** Start RECORD LIST **
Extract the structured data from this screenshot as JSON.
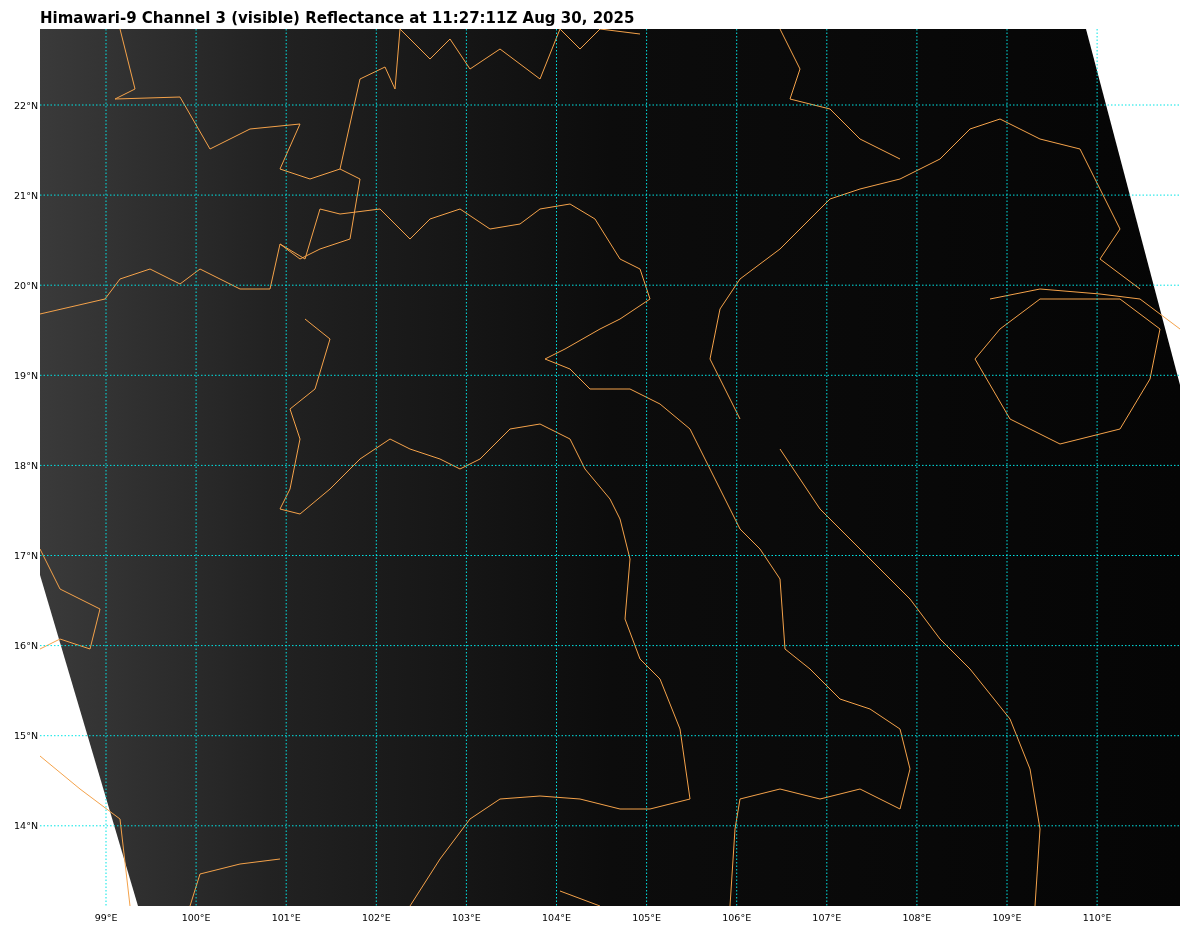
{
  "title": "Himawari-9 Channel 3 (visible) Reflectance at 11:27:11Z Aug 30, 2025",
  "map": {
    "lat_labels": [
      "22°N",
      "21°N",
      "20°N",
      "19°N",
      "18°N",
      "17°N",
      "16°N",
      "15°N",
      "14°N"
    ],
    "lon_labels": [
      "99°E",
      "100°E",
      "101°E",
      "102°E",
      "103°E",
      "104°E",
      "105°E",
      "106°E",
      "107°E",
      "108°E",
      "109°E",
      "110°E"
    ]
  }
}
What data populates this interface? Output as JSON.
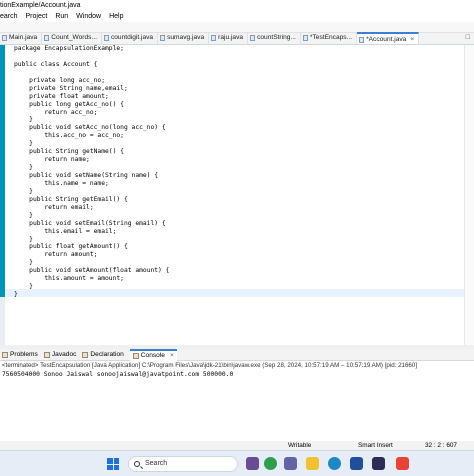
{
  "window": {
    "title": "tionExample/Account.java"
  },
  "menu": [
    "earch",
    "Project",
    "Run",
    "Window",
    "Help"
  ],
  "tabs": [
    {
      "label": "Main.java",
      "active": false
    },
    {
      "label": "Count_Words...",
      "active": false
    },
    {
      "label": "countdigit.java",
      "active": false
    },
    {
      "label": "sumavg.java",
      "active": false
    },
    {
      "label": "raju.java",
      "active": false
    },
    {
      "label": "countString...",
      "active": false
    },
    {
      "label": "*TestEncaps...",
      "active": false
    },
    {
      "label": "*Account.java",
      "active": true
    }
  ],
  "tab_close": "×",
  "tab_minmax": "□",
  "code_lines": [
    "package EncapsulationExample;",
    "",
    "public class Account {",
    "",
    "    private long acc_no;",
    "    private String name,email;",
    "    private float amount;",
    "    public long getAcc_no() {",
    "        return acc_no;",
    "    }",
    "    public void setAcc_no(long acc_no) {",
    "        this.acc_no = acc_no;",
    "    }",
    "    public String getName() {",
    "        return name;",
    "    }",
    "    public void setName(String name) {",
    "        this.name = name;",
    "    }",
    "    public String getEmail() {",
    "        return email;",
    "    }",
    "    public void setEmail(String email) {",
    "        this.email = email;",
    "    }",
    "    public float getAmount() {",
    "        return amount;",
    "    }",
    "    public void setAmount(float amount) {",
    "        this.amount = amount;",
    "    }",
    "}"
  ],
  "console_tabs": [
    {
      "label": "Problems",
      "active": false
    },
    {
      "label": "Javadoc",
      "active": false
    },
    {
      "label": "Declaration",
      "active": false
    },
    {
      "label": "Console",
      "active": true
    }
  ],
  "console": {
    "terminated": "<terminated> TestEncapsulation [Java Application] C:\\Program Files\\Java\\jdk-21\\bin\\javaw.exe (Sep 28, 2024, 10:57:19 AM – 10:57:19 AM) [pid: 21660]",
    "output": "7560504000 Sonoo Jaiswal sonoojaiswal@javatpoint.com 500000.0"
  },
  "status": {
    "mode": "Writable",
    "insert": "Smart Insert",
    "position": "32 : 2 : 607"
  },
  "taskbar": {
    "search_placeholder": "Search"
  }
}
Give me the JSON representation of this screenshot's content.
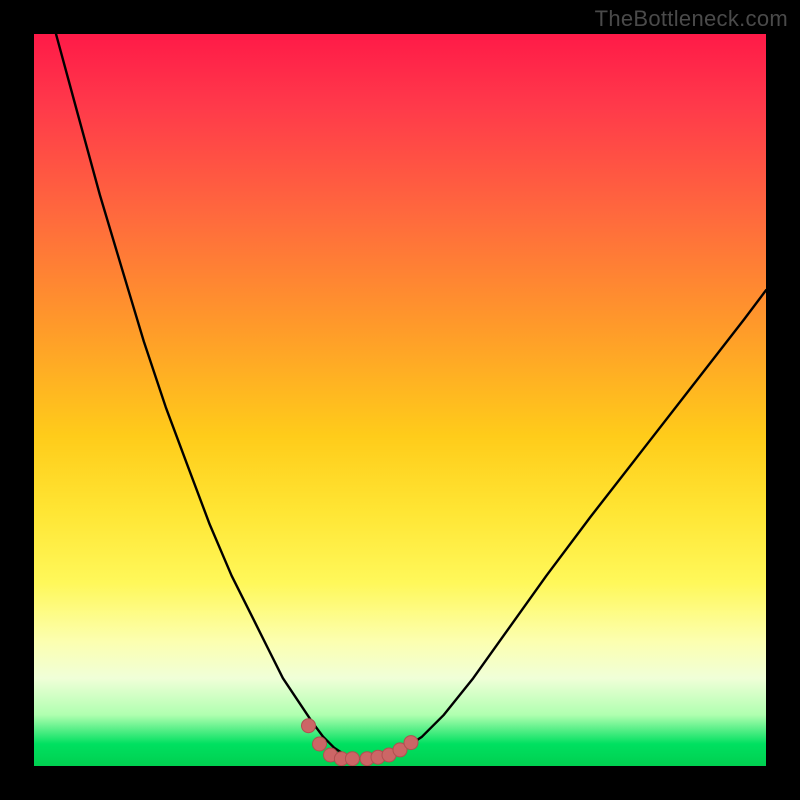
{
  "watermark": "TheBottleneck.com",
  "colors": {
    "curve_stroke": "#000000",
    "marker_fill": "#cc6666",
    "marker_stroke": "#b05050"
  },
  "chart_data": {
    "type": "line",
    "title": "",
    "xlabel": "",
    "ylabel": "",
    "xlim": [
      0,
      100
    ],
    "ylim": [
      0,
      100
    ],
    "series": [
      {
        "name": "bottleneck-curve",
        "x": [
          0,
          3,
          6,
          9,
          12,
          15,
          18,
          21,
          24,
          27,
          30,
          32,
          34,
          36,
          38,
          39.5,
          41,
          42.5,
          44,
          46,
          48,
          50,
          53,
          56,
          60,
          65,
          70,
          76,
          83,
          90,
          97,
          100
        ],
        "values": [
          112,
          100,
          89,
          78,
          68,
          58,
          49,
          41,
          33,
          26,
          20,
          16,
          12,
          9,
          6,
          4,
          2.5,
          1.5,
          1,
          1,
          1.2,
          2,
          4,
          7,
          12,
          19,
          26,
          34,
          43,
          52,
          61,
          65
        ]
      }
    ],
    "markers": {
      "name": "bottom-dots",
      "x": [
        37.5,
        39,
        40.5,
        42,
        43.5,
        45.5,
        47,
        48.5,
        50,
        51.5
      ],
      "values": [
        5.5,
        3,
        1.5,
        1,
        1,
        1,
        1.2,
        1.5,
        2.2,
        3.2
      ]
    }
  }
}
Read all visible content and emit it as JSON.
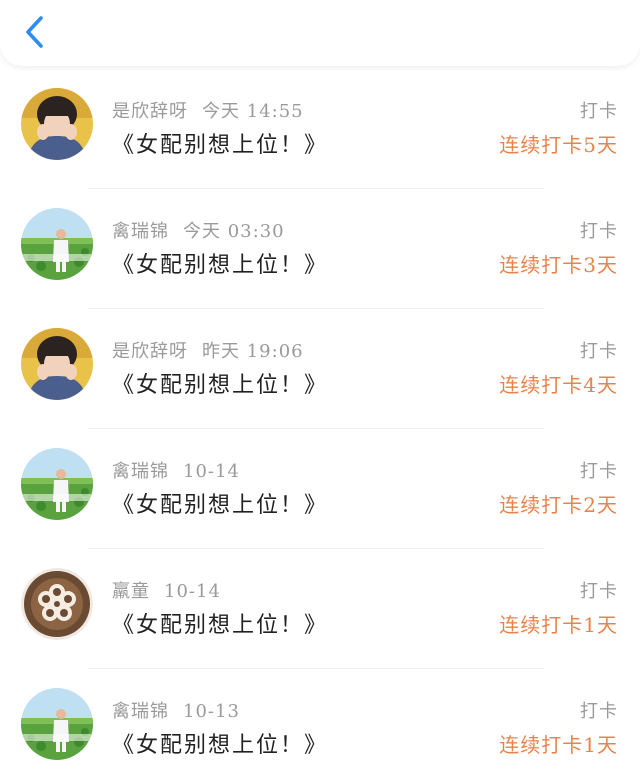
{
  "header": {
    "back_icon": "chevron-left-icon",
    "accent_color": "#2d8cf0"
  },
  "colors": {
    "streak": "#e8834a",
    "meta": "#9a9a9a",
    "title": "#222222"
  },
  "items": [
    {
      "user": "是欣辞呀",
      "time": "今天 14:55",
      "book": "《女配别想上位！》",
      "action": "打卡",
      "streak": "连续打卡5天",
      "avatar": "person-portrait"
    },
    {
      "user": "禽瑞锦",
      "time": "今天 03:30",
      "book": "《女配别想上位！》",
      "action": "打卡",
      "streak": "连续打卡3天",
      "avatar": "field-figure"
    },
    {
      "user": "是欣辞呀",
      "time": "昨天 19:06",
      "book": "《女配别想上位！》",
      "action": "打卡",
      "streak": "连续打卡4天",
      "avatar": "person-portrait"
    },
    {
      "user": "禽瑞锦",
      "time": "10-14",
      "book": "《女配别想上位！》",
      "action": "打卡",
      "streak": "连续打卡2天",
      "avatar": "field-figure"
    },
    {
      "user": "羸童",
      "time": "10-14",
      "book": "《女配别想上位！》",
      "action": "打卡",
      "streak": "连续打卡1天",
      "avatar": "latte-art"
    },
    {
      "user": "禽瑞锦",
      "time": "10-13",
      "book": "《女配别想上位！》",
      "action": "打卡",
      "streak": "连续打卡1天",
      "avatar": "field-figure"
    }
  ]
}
** End RECORD LIST **
> TASK STATEMENT
Copy in full each line that holds the word "public".

> TASK OUTPUT
    "public class Account {",
    "    public long getAcc_no() {",
    "    public void setAcc_no(long acc_no) {",
    "    public String getName() {",
    "    public void setName(String name) {",
    "    public String getEmail() {",
    "    public void setEmail(String email) {",
    "    public float getAmount() {",
    "    public void setAmount(float amount) {",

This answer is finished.